— BEGIN —

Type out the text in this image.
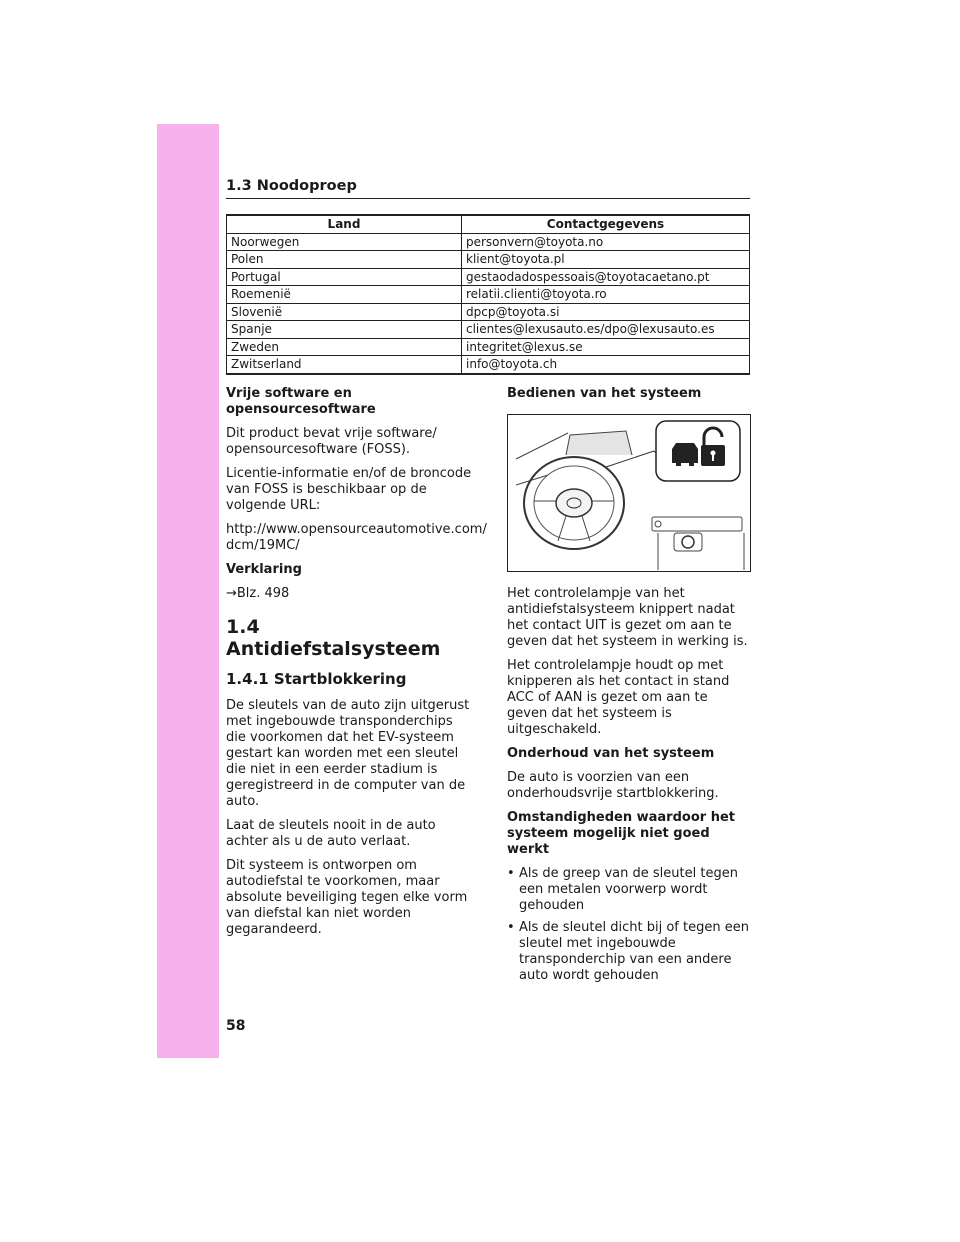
1.3 Noodoproep
Land	Contactgegevens
Noorwegen	personvern@toyota.no
Polen	klient@toyota.pl
Portugal	gestaodadospessoais@toyotacaetano.pt
Roemenië	relatii.clienti@toyota.ro
Slovenië	dpcp@toyota.si
Spanje	clientes@lexusauto.es/dpo@lexusauto.es
Zweden	integritet@lexus.se
Zwitserland	info@toyota.ch

Vrije software en opensourcesoftware

Dit product bevat vrije software/ opensourcesoftware (FOSS).

Licentie-informatie en/of de broncode van FOSS is beschikbaar op de volgende URL:

http://www.opensourceautomotive.com/ dcm/19MC/

Verklaring

→Blz. 498

1.4 Antidiefstalsysteem
1.4.1 Startblokkering

De sleutels van de auto zijn uitgerust met ingebouwde transponderchips die voorkomen dat het EV-systeem gestart kan worden met een sleutel die niet in een eerder stadium is geregistreerd in de computer van de auto.

Laat de sleutels nooit in de auto achter als u de auto verlaat.

Dit systeem is ontworpen om autodiefstal te voorkomen, maar absolute beveiliging tegen elke vorm van diefstal kan niet worden gegarandeerd.

Bedienen van het systeem

Het controlelampje van het antidiefstalsysteem knippert nadat het contact UIT is gezet om aan te geven dat het systeem in werking is.

Het controlelampje houdt op met knipperen als het contact in stand ACC of AAN is gezet om aan te geven dat het systeem is uitgeschakeld.

Onderhoud van het systeem

De auto is voorzien van een onderhoudsvrije startblokkering.

Omstandigheden waardoor het systeem mogelijk niet goed werkt

• Als de greep van de sleutel tegen een metalen voorwerp wordt gehouden
• Als de sleutel dicht bij of tegen een sleutel met ingebouwde transponderchip van een andere auto wordt gehouden
58
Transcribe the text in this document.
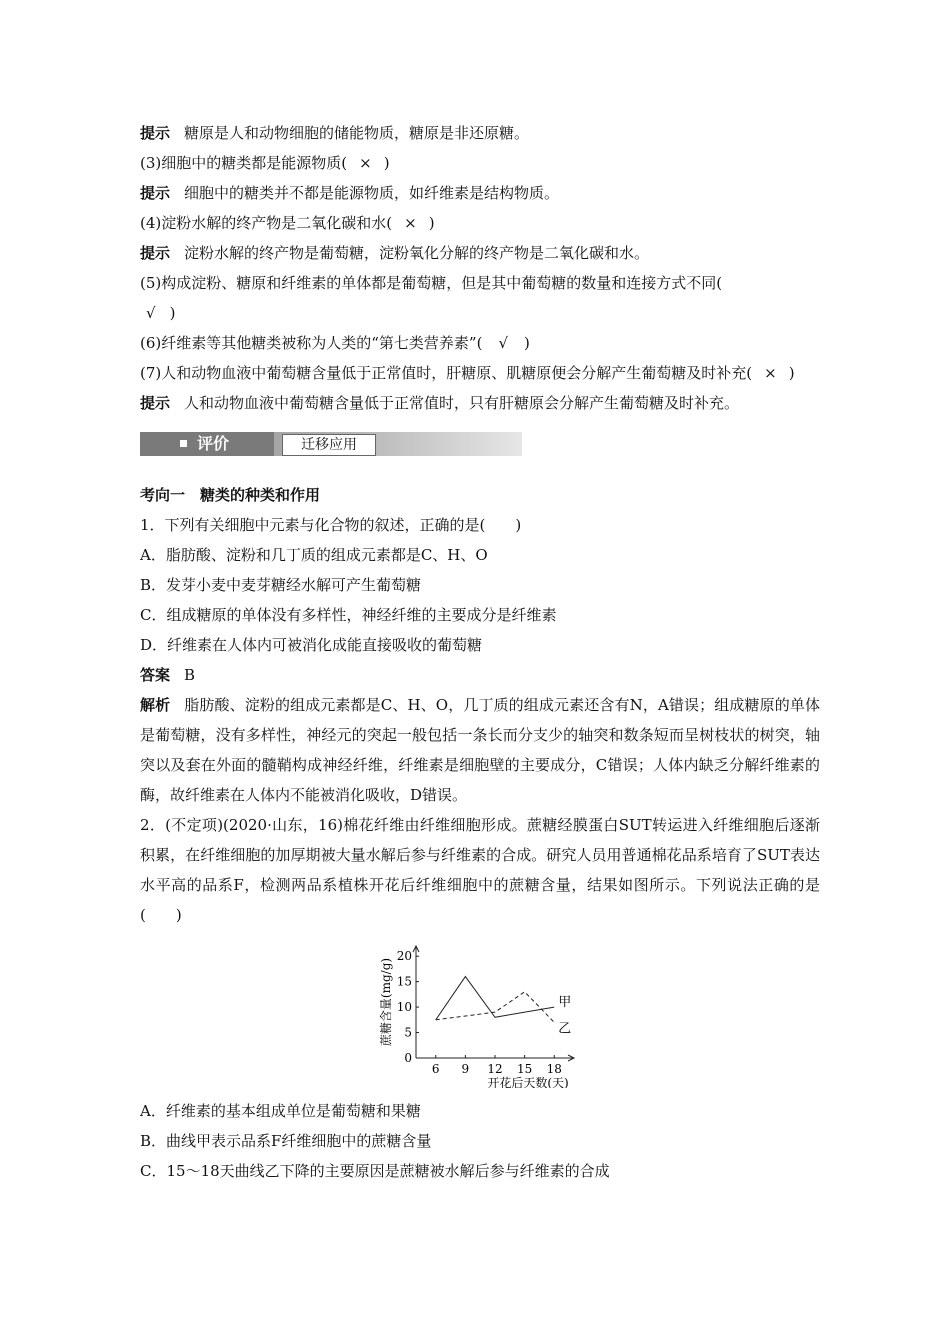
提示 糖原是人和动物细胞的储能物质，糖原是非还原糖。
(3)细胞中的糖类都是能源物质( × )
提示 细胞中的糖类并不都是能源物质，如纤维素是结构物质。
(4)淀粉水解的终产物是二氧化碳和水( × )
提示 淀粉水解的终产物是葡萄糖，淀粉氧化分解的终产物是二氧化碳和水。
(5)构成淀粉、糖原和纤维素的单体都是葡萄糖，但是其中葡萄糖的数量和连接方式不同(
√ )
(6)纤维素等其他糖类被称为人类的“第七类营养素”( √ )
(7)人和动物血液中葡萄糖含量低于正常值时，肝糖原、肌糖原便会分解产生葡萄糖及时补充( × )
提示 人和动物血液中葡萄糖含量低于正常值时，只有肝糖原会分解产生葡萄糖及时补充。
评价	迁移应用
考向一　糖类的种类和作用
1．下列有关细胞中元素与化合物的叙述，正确的是(　　)
A．脂肪酸、淀粉和几丁质的组成元素都是C、H、O
B．发芽小麦中麦芽糖经水解可产生葡萄糖
C．组成糖原的单体没有多样性，神经纤维的主要成分是纤维素
D．纤维素在人体内可被消化成能直接吸收的葡萄糖
答案 B
解析 脂肪酸、淀粉的组成元素都是C、H、O，几丁质的组成元素还含有N，A错误；组成糖原的单体是葡萄糖，没有多样性，神经元的突起一般包括一条长而分支少的轴突和数条短而呈树枝状的树突，轴突以及套在外面的髓鞘构成神经纤维，纤维素是细胞壁的主要成分，C错误；人体内缺乏分解纤维素的酶，故纤维素在人体内不能被消化吸收，D错误。
2．(不定项)(2020·山东，16)棉花纤维由纤维细胞形成。蔗糖经膜蛋白SUT转运进入纤维细胞后逐渐积累，在纤维细胞的加厚期被大量水解后参与纤维素的合成。研究人员用普通棉花品系培育了SUT表达水平高的品系F，检测两品系植株开花后纤维细胞中的蔗糖含量，结果如图所示。下列说法正确的是(　　)
0
5
10
15
20
6 9 12 15 18
开花后天数(天)
蔗糖含量(mg/g)	甲
乙
A．纤维素的基本组成单位是葡萄糖和果糖
B．曲线甲表示品系F纤维细胞中的蔗糖含量
C．15～18天曲线乙下降的主要原因是蔗糖被水解后参与纤维素的合成
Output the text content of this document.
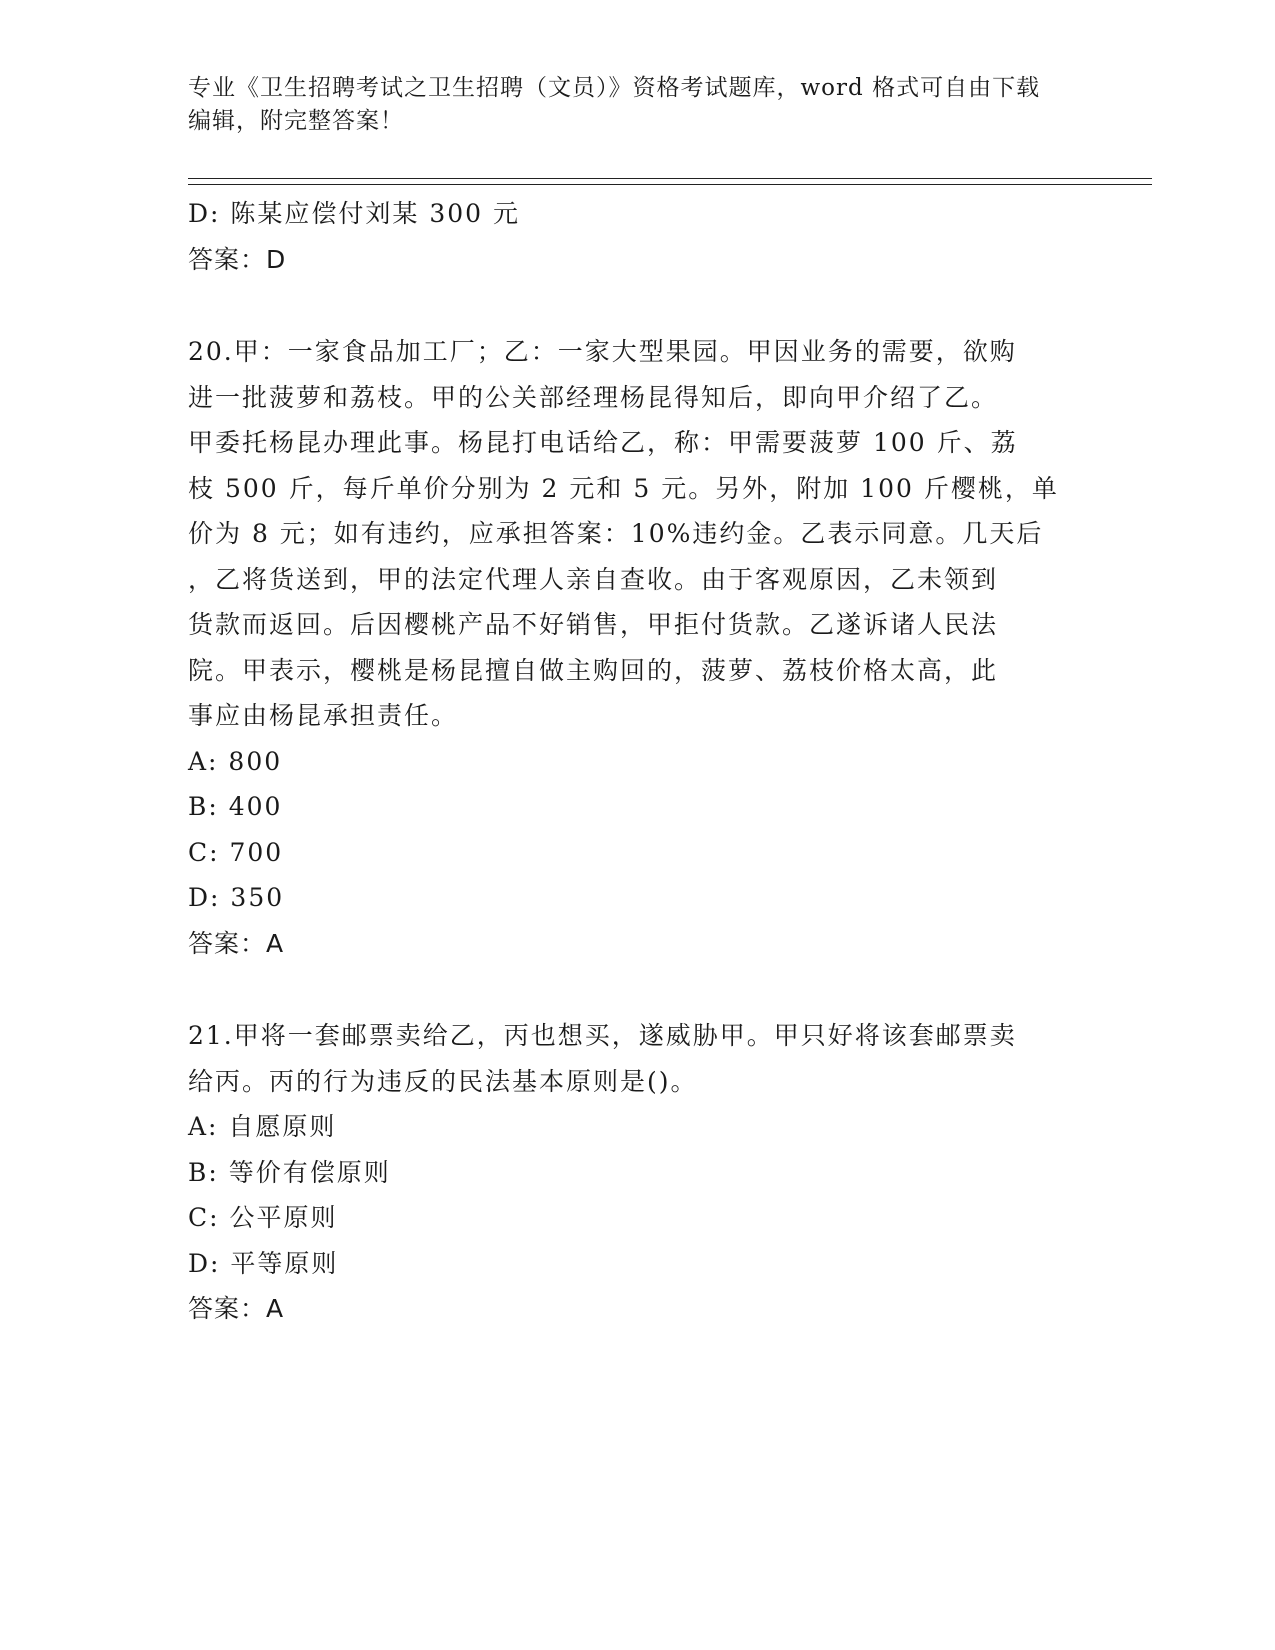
专业《卫生招聘考试之卫生招聘（文员）》资格考试题库，word 格式可自由下载
编辑，附完整答案！
D: 陈某应偿付刘某 300 元
答案：D
20.甲：一家食品加工厂；乙：一家大型果园。甲因业务的需要，欲购
进一批菠萝和荔枝。甲的公关部经理杨昆得知后，即向甲介绍了乙。
甲委托杨昆办理此事。杨昆打电话给乙，称：甲需要菠萝 100 斤、荔
枝 500 斤，每斤单价分别为 2 元和 5 元。另外，附加 100 斤樱桃，单
价为 8 元；如有违约，应承担答案：10%违约金。乙表示同意。几天后
，乙将货送到，甲的法定代理人亲自查收。由于客观原因，乙未领到
货款而返回。后因樱桃产品不好销售，甲拒付货款。乙遂诉诸人民法
院。甲表示，樱桃是杨昆擅自做主购回的，菠萝、荔枝价格太高，此
事应由杨昆承担责任。
A: 800
B: 400
C: 700
D: 350
答案：A
21.甲将一套邮票卖给乙，丙也想买，遂威胁甲。甲只好将该套邮票卖
给丙。丙的行为违反的民法基本原则是()。
A: 自愿原则
B: 等价有偿原则
C: 公平原则
D: 平等原则
答案：A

— END —

**Stated task**
Using the records above, retype everything exactly except the pictures.

**The response**
Type out the text in this image.
1.3 Noodoproep
Land	Contactgegevens
Noorwegen	personvern@toyota.no
Polen	klient@toyota.pl
Portugal	gestaodadospessoais@toyotacaetano.pt
Roemenië	relatii.clienti@toyota.ro
Slovenië	dpcp@toyota.si
Spanje	clientes@lexusauto.es/dpo@lexusauto.es
Zweden	integritet@lexus.se
Zwitserland	info@toyota.ch

Vrije software en opensourcesoftware

Dit product bevat vrije software/ opensourcesoftware (FOSS).

Licentie-informatie en/of de broncode van FOSS is beschikbaar op de volgende URL:

http://www.opensourceautomotive.com/ dcm/19MC/

Verklaring

→Blz. 498

1.4 Antidiefstalsysteem
1.4.1 Startblokkering

De sleutels van de auto zijn uitgerust met ingebouwde transponderchips die voorkomen dat het EV-systeem gestart kan worden met een sleutel die niet in een eerder stadium is geregistreerd in de computer van de auto.

Laat de sleutels nooit in de auto achter als u de auto verlaat.

Dit systeem is ontworpen om autodiefstal te voorkomen, maar absolute beveiliging tegen elke vorm van diefstal kan niet worden gegarandeerd.

Bedienen van het systeem

Het controlelampje van het antidiefstalsysteem knippert nadat het contact UIT is gezet om aan te geven dat het systeem in werking is.

Het controlelampje houdt op met knipperen als het contact in stand ACC of AAN is gezet om aan te geven dat het systeem is uitgeschakeld.

Onderhoud van het systeem

De auto is voorzien van een onderhoudsvrije startblokkering.

Omstandigheden waardoor het systeem mogelijk niet goed werkt

• Als de greep van de sleutel tegen een metalen voorwerp wordt gehouden
• Als de sleutel dicht bij of tegen een sleutel met ingebouwde transponderchip van een andere auto wordt gehouden
58
Transcribe the text in this document.
提示 糖原是人和动物细胞的储能物质，糖原是非还原糖。
(3)细胞中的糖类都是能源物质( × )
提示 细胞中的糖类并不都是能源物质，如纤维素是结构物质。
(4)淀粉水解的终产物是二氧化碳和水( × )
提示 淀粉水解的终产物是葡萄糖，淀粉氧化分解的终产物是二氧化碳和水。
(5)构成淀粉、糖原和纤维素的单体都是葡萄糖，但是其中葡萄糖的数量和连接方式不同(
√ )
(6)纤维素等其他糖类被称为人类的“第七类营养素”( √ )
(7)人和动物血液中葡萄糖含量低于正常值时，肝糖原、肌糖原便会分解产生葡萄糖及时补充( × )
提示 人和动物血液中葡萄糖含量低于正常值时，只有肝糖原会分解产生葡萄糖及时补充。
评价	迁移应用
考向一　糖类的种类和作用
1．下列有关细胞中元素与化合物的叙述，正确的是(　　)
A．脂肪酸、淀粉和几丁质的组成元素都是C、H、O
B．发芽小麦中麦芽糖经水解可产生葡萄糖
C．组成糖原的单体没有多样性，神经纤维的主要成分是纤维素
D．纤维素在人体内可被消化成能直接吸收的葡萄糖
答案 B
解析 脂肪酸、淀粉的组成元素都是C、H、O，几丁质的组成元素还含有N，A错误；组成糖原的单体是葡萄糖，没有多样性，神经元的突起一般包括一条长而分支少的轴突和数条短而呈树枝状的树突，轴突以及套在外面的髓鞘构成神经纤维，纤维素是细胞壁的主要成分，C错误；人体内缺乏分解纤维素的酶，故纤维素在人体内不能被消化吸收，D错误。
2．(不定项)(2020·山东，16)棉花纤维由纤维细胞形成。蔗糖经膜蛋白SUT转运进入纤维细胞后逐渐积累，在纤维细胞的加厚期被大量水解后参与纤维素的合成。研究人员用普通棉花品系培育了SUT表达水平高的品系F，检测两品系植株开花后纤维细胞中的蔗糖含量，结果如图所示。下列说法正确的是(　　)
0
5
10
15
20
6 9 12 15 18
开花后天数(天)
蔗糖含量(mg/g)	甲
乙
A．纤维素的基本组成单位是葡萄糖和果糖
B．曲线甲表示品系F纤维细胞中的蔗糖含量
C．15～18天曲线乙下降的主要原因是蔗糖被水解后参与纤维素的合成
Output the text content of this document.
专业《卫生招聘考试之卫生招聘（文员）》资格考试题库，word 格式可自由下载
编辑，附完整答案！
D: 陈某应偿付刘某 300 元
答案：D
20.甲：一家食品加工厂；乙：一家大型果园。甲因业务的需要，欲购
进一批菠萝和荔枝。甲的公关部经理杨昆得知后，即向甲介绍了乙。
甲委托杨昆办理此事。杨昆打电话给乙，称：甲需要菠萝 100 斤、荔
枝 500 斤，每斤单价分别为 2 元和 5 元。另外，附加 100 斤樱桃，单
价为 8 元；如有违约，应承担答案：10%违约金。乙表示同意。几天后
，乙将货送到，甲的法定代理人亲自查收。由于客观原因，乙未领到
货款而返回。后因樱桃产品不好销售，甲拒付货款。乙遂诉诸人民法
院。甲表示，樱桃是杨昆擅自做主购回的，菠萝、荔枝价格太高，此
事应由杨昆承担责任。
A: 800
B: 400
C: 700
D: 350
答案：A
21.甲将一套邮票卖给乙，丙也想买，遂威胁甲。甲只好将该套邮票卖
给丙。丙的行为违反的民法基本原则是()。
A: 自愿原则
B: 等价有偿原则
C: 公平原则
D: 平等原则
答案：A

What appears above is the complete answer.